▶ _EXERCISE BRIEF_:
Reproduce the records below exactly as they appear, omitting any pictures they contain.

▶ _MATERIAL SHOWN_:
┄┄┄┄┄┄
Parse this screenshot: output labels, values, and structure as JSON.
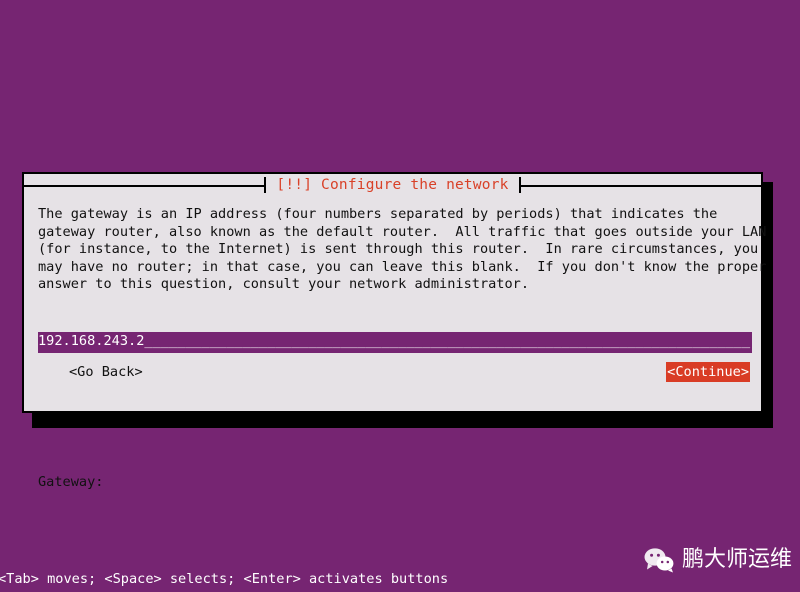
{
  "screen": {
    "background_color": "#762572"
  },
  "dialog": {
    "title": "[!!] Configure the network",
    "title_color": "#d94128",
    "background_color": "#e6e2e6",
    "border_color": "#000000",
    "body_text": "The gateway is an IP address (four numbers separated by periods) that indicates the\ngateway router, also known as the default router.  All traffic that goes outside your LAN\n(for instance, to the Internet) is sent through this router.  In rare circumstances, you\nmay have no router; in that case, you can leave this blank.  If you don't know the proper\nanswer to this question, consult your network administrator.",
    "field": {
      "label": "Gateway:",
      "value": "192.168.243.2",
      "placeholder": "",
      "fill_character": "_",
      "field_background_color": "#762572",
      "field_text_color": "#ffffff"
    },
    "buttons": {
      "go_back": "<Go Back>",
      "continue": "<Continue>",
      "continue_selected": true,
      "continue_highlight_color": "#d93c25"
    }
  },
  "footer": {
    "hint": "<Tab> moves; <Space> selects; <Enter> activates buttons"
  },
  "watermark": {
    "icon": "wechat-icon",
    "text": "鹏大师运维"
  }
}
┄┄┄┄┄┄
▶ _EXERCISE SOLUTION_:
Parse this screenshot: output labels, values, and structure as JSON.
{
  "screen": {
    "background_color": "#762572"
  },
  "dialog": {
    "title": "[!!] Configure the network",
    "title_color": "#d94128",
    "background_color": "#e6e2e6",
    "border_color": "#000000",
    "body_text": "The gateway is an IP address (four numbers separated by periods) that indicates the\ngateway router, also known as the default router.  All traffic that goes outside your LAN\n(for instance, to the Internet) is sent through this router.  In rare circumstances, you\nmay have no router; in that case, you can leave this blank.  If you don't know the proper\nanswer to this question, consult your network administrator.",
    "field": {
      "label": "Gateway:",
      "value": "192.168.243.2",
      "placeholder": "",
      "fill_character": "_",
      "field_background_color": "#762572",
      "field_text_color": "#ffffff"
    },
    "buttons": {
      "go_back": "<Go Back>",
      "continue": "<Continue>",
      "continue_selected": true,
      "continue_highlight_color": "#d93c25"
    }
  },
  "footer": {
    "hint": "<Tab> moves; <Space> selects; <Enter> activates buttons"
  },
  "watermark": {
    "icon": "wechat-icon",
    "text": "鹏大师运维"
  }
}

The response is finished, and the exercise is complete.